Copy out all of the material, matching it word for word.

-- START --

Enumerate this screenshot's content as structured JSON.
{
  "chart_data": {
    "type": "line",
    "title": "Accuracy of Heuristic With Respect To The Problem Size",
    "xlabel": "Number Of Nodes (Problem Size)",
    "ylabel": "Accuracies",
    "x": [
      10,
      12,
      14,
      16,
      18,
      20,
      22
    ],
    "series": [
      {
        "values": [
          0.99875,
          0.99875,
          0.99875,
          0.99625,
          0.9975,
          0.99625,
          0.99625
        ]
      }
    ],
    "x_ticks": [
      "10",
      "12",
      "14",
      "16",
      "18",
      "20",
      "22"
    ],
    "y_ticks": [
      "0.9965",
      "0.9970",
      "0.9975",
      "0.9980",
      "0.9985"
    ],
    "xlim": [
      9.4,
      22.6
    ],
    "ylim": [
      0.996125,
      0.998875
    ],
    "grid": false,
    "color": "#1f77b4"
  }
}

-- END --

**ANSWER TO THIS EXERCISE:**
Enumerate this screenshot's content as structured JSON.
{
  "chart_data": {
    "type": "line",
    "title": "Accuracy of Heuristic With Respect To The Problem Size",
    "xlabel": "Number Of Nodes (Problem Size)",
    "ylabel": "Accuracies",
    "x": [
      10,
      12,
      14,
      16,
      18,
      20,
      22
    ],
    "series": [
      {
        "values": [
          0.99875,
          0.99875,
          0.99875,
          0.99625,
          0.9975,
          0.99625,
          0.99625
        ]
      }
    ],
    "x_ticks": [
      "10",
      "12",
      "14",
      "16",
      "18",
      "20",
      "22"
    ],
    "y_ticks": [
      "0.9965",
      "0.9970",
      "0.9975",
      "0.9980",
      "0.9985"
    ],
    "xlim": [
      9.4,
      22.6
    ],
    "ylim": [
      0.996125,
      0.998875
    ],
    "grid": false,
    "color": "#1f77b4"
  }
}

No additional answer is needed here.